Dataset rows →
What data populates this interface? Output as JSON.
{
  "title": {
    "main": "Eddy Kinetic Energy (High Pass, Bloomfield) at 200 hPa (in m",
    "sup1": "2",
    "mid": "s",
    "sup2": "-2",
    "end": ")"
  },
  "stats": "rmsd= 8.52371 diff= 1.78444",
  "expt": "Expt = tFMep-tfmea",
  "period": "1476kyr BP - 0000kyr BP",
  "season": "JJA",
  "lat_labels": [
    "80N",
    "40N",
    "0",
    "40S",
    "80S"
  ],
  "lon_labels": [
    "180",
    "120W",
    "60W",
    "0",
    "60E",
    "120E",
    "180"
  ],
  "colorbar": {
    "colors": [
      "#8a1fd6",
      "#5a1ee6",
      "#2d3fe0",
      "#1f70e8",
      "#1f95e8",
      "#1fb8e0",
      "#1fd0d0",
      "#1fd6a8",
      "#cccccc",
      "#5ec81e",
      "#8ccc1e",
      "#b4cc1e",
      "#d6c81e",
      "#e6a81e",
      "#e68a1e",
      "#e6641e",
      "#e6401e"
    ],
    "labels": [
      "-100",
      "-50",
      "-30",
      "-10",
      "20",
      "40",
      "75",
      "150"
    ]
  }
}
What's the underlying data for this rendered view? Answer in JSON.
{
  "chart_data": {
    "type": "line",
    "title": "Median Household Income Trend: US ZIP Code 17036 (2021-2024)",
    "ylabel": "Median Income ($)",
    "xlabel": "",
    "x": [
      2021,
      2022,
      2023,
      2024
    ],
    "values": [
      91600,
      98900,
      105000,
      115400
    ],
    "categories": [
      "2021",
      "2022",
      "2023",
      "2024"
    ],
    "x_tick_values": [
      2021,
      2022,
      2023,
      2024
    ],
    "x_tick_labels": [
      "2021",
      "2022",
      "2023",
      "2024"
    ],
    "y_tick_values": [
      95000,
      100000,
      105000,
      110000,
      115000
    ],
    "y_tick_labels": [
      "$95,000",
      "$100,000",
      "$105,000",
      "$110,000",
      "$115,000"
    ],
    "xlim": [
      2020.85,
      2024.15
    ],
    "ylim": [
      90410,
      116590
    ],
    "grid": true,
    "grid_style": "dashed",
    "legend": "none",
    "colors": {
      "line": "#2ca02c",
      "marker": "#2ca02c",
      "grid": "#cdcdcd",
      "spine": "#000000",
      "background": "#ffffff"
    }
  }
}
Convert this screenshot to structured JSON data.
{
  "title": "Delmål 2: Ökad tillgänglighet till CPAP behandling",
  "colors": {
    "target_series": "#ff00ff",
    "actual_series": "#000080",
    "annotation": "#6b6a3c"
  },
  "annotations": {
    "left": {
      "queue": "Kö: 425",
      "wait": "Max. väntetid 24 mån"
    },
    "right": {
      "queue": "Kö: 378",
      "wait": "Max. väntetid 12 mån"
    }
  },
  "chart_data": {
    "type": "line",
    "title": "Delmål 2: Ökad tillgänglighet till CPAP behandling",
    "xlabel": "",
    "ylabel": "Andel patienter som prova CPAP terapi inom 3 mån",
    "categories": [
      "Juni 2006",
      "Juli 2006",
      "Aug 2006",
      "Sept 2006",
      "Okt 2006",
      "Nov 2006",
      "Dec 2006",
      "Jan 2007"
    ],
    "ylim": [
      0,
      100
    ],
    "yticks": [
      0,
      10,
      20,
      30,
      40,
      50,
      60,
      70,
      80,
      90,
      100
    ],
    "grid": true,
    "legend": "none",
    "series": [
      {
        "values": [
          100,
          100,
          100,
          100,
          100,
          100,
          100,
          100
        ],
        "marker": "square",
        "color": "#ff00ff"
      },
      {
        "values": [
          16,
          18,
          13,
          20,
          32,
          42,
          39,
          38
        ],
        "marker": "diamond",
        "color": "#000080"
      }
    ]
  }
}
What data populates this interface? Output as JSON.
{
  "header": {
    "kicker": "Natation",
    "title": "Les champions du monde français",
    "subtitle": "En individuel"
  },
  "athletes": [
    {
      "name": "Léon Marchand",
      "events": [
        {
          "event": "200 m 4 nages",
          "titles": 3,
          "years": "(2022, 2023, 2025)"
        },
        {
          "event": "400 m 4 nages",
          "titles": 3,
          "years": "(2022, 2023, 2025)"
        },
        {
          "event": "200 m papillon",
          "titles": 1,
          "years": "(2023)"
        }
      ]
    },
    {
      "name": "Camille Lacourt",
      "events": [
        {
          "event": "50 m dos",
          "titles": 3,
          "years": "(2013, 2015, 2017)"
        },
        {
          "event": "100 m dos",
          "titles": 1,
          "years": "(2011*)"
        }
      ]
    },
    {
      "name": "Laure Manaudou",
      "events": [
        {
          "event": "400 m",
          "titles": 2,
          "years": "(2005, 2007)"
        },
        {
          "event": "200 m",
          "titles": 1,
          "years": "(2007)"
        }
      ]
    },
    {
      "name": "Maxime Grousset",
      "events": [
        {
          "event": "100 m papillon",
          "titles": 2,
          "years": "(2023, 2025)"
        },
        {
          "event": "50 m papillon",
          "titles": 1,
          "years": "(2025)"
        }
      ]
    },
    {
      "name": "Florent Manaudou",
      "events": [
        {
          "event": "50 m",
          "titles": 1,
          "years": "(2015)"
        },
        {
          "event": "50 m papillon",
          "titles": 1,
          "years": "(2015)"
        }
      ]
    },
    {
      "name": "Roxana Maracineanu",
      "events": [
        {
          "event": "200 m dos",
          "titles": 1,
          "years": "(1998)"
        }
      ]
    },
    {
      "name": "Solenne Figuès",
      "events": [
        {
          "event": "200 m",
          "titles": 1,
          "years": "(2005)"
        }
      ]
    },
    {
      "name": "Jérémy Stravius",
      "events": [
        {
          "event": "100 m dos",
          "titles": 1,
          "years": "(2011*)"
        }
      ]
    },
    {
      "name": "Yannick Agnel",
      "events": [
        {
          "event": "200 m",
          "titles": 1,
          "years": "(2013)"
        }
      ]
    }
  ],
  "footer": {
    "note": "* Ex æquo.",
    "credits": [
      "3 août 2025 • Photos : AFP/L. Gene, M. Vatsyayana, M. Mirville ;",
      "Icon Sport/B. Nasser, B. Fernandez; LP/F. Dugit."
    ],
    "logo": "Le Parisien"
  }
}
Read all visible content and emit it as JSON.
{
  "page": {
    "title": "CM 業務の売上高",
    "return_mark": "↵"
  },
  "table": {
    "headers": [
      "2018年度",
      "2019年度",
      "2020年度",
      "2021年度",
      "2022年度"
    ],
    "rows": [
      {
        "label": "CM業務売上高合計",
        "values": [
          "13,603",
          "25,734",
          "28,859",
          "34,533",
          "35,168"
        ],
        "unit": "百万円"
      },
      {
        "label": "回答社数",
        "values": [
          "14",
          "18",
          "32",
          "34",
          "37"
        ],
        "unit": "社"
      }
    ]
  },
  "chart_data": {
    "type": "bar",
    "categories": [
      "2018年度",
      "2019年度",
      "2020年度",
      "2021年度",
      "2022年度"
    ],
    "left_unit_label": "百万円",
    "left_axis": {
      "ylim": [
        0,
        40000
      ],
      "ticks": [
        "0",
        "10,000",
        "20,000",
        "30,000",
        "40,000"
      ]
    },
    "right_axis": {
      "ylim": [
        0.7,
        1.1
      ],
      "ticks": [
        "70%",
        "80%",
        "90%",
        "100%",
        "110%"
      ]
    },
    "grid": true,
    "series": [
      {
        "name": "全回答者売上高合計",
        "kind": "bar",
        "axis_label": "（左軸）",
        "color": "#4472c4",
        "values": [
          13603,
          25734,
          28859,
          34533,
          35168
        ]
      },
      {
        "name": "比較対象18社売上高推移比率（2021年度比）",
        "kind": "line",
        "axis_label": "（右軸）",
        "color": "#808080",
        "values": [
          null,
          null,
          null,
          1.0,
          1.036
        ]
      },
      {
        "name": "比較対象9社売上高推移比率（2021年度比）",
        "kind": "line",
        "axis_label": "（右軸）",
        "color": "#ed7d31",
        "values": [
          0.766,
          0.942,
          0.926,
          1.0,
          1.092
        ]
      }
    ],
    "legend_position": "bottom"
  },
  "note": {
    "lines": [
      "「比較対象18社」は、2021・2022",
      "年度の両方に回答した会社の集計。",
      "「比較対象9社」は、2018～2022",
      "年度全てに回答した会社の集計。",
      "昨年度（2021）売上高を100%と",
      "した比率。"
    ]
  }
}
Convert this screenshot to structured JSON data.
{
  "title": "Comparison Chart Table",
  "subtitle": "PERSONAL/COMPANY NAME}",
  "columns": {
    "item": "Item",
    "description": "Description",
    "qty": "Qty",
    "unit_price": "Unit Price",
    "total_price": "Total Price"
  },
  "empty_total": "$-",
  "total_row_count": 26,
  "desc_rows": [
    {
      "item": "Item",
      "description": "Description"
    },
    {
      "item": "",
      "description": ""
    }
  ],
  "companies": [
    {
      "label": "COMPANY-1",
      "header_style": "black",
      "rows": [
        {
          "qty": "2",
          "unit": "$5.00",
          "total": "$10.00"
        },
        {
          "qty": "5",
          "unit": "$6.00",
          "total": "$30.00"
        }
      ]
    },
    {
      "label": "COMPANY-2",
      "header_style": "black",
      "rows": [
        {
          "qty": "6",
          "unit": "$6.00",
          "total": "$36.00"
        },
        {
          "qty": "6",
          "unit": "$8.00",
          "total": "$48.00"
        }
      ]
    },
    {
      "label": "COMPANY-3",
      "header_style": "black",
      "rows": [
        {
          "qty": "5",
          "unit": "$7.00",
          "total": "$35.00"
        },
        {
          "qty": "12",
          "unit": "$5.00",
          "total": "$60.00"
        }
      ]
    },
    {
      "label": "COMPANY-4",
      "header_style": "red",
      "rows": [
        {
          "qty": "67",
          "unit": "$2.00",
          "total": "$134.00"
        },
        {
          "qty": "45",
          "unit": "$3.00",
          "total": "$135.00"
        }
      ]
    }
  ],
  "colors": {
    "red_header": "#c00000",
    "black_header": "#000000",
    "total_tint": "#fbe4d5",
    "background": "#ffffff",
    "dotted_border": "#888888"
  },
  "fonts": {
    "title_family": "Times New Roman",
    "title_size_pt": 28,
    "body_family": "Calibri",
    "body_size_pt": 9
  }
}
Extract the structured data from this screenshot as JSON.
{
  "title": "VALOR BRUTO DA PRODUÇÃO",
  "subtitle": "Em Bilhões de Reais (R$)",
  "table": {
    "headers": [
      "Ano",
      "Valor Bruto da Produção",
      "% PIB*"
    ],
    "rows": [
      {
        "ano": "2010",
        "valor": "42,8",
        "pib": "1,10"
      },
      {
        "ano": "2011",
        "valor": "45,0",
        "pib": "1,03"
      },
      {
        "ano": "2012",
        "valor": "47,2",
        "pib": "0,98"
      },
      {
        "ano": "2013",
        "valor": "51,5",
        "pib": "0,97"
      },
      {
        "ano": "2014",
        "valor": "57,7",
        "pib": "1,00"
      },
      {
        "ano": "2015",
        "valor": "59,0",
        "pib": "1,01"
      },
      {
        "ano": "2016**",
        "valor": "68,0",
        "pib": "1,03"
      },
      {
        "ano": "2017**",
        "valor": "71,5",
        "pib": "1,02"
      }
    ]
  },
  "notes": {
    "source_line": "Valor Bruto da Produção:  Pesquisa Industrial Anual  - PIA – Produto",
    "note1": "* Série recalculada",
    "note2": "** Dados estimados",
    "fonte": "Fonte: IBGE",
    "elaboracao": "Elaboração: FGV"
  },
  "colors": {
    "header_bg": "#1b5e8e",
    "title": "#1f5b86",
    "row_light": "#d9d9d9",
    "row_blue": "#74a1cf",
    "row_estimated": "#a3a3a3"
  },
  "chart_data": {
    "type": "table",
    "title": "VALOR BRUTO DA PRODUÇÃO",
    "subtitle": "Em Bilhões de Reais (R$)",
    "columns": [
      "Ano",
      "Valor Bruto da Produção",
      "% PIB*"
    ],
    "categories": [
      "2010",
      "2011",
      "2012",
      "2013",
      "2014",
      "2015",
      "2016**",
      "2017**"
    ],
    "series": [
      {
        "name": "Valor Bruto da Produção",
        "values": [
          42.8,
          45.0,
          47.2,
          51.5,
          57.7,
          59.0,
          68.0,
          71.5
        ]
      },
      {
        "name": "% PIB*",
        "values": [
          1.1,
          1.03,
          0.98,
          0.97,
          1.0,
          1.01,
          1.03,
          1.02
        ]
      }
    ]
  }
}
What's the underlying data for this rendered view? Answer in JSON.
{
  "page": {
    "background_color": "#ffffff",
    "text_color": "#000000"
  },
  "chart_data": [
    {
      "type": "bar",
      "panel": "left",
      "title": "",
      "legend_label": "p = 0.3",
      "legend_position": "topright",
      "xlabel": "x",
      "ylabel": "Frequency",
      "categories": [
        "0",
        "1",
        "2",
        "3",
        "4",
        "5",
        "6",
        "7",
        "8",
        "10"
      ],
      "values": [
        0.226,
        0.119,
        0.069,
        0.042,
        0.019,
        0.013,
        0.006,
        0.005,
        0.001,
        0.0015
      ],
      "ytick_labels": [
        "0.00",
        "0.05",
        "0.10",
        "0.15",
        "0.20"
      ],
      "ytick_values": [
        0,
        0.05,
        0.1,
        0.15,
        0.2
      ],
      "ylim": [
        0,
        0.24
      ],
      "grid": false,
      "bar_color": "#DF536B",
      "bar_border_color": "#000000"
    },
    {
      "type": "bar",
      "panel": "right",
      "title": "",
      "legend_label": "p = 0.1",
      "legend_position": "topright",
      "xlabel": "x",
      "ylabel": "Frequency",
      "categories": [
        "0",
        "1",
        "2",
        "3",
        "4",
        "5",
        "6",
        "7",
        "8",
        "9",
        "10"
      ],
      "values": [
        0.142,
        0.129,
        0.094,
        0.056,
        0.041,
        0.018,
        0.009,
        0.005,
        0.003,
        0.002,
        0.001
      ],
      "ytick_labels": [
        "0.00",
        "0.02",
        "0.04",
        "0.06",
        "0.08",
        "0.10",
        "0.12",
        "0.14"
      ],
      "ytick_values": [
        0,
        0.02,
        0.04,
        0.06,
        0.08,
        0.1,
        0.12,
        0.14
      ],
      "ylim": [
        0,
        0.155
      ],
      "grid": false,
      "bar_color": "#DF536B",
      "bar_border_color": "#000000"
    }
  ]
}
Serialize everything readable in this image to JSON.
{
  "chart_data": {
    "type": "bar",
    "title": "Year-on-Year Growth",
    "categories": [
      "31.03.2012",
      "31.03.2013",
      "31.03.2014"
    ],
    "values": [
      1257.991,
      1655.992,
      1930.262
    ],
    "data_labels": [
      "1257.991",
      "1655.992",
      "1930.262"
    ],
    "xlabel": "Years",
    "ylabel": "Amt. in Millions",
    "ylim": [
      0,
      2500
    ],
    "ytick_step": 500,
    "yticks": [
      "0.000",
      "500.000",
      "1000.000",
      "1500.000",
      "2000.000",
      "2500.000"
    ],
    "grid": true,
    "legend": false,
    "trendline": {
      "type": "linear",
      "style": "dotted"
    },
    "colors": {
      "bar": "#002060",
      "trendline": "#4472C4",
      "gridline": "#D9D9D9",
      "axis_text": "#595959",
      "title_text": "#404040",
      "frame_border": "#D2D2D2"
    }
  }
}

Set problem → Exactly as written, give the line containing "Serialize everything readable" and all remaining lines of the records.

The output →
Serialize everything readable in this image to JSON.
{
  "chart_data": {
    "type": "bar",
    "title": "Year-on-Year Growth",
    "categories": [
      "31.03.2012",
      "31.03.2013",
      "31.03.2014"
    ],
    "values": [
      1257.991,
      1655.992,
      1930.262
    ],
    "data_labels": [
      "1257.991",
      "1655.992",
      "1930.262"
    ],
    "xlabel": "Years",
    "ylabel": "Amt. in Millions",
    "ylim": [
      0,
      2500
    ],
    "ytick_step": 500,
    "yticks": [
      "0.000",
      "500.000",
      "1000.000",
      "1500.000",
      "2000.000",
      "2500.000"
    ],
    "grid": true,
    "legend": false,
    "trendline": {
      "type": "linear",
      "style": "dotted"
    },
    "colors": {
      "bar": "#002060",
      "trendline": "#4472C4",
      "gridline": "#D9D9D9",
      "axis_text": "#595959",
      "title_text": "#404040",
      "frame_border": "#D2D2D2"
    }
  }
}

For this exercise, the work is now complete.